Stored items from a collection
BEGIN

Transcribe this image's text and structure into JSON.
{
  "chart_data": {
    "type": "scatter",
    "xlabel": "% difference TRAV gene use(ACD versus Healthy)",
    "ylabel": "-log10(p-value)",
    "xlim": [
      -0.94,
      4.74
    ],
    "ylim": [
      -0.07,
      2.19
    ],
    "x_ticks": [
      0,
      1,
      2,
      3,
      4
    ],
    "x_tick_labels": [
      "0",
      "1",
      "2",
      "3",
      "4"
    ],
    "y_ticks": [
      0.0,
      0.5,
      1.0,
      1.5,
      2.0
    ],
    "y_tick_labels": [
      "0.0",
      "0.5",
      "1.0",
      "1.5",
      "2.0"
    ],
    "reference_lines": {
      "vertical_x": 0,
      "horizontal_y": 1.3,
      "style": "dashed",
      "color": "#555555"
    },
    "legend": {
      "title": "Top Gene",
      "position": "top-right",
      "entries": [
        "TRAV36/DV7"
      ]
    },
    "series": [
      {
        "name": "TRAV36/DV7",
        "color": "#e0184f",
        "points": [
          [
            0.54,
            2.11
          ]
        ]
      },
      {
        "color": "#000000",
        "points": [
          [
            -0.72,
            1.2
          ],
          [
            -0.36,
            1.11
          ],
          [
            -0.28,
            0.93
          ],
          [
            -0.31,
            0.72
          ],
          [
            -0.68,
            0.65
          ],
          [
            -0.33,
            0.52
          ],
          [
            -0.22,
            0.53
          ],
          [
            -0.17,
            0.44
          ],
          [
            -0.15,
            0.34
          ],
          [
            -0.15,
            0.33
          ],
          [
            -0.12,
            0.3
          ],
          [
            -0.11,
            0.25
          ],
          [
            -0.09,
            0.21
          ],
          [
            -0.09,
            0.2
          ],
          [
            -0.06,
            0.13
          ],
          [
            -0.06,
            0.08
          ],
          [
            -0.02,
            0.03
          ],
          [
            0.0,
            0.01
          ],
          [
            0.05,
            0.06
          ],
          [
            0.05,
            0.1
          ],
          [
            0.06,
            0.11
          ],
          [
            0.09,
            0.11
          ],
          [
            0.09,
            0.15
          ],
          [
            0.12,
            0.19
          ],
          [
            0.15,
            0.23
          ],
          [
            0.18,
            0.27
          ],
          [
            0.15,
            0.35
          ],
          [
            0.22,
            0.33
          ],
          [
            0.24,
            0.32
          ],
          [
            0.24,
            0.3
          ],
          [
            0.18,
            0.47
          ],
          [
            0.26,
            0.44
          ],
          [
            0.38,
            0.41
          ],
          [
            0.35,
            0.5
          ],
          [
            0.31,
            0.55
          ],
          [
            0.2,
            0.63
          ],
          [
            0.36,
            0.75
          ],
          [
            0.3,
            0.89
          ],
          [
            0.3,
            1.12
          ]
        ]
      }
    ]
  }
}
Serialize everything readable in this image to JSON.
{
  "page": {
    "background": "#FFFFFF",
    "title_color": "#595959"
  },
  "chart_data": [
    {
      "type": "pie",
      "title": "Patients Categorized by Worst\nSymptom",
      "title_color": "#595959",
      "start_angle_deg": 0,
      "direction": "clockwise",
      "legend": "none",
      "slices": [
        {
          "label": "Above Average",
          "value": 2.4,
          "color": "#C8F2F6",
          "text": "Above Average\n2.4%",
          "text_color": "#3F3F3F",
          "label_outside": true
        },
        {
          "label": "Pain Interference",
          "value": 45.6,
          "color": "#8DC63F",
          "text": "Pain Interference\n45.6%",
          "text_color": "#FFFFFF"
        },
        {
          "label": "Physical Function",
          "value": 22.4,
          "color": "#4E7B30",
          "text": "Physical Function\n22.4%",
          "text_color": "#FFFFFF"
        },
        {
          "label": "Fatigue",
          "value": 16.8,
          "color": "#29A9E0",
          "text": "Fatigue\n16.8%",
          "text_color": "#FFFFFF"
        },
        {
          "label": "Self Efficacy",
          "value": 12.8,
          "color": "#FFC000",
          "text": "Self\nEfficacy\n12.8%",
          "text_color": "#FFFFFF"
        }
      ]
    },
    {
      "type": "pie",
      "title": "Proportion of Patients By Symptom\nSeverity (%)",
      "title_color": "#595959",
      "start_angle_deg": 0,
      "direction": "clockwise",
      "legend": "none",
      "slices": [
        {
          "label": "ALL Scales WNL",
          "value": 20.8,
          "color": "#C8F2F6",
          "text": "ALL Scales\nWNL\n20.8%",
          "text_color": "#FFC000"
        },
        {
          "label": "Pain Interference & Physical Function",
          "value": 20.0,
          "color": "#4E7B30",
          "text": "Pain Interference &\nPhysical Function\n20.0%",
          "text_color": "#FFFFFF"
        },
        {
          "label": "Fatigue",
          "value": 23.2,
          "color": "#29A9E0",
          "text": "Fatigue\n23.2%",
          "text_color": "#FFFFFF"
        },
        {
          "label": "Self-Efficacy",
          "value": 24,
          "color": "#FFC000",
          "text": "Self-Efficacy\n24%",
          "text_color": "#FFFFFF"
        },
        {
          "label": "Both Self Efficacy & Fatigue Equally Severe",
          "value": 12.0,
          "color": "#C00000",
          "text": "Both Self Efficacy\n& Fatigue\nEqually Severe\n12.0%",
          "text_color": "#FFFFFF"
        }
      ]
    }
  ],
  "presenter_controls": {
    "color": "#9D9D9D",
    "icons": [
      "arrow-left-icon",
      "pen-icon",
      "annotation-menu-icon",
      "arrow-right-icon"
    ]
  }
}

END

The word to find is "Average". Copy every line of the data that holds it.

          "label": "Above Average",
          "text": "Above Average\n2.4%",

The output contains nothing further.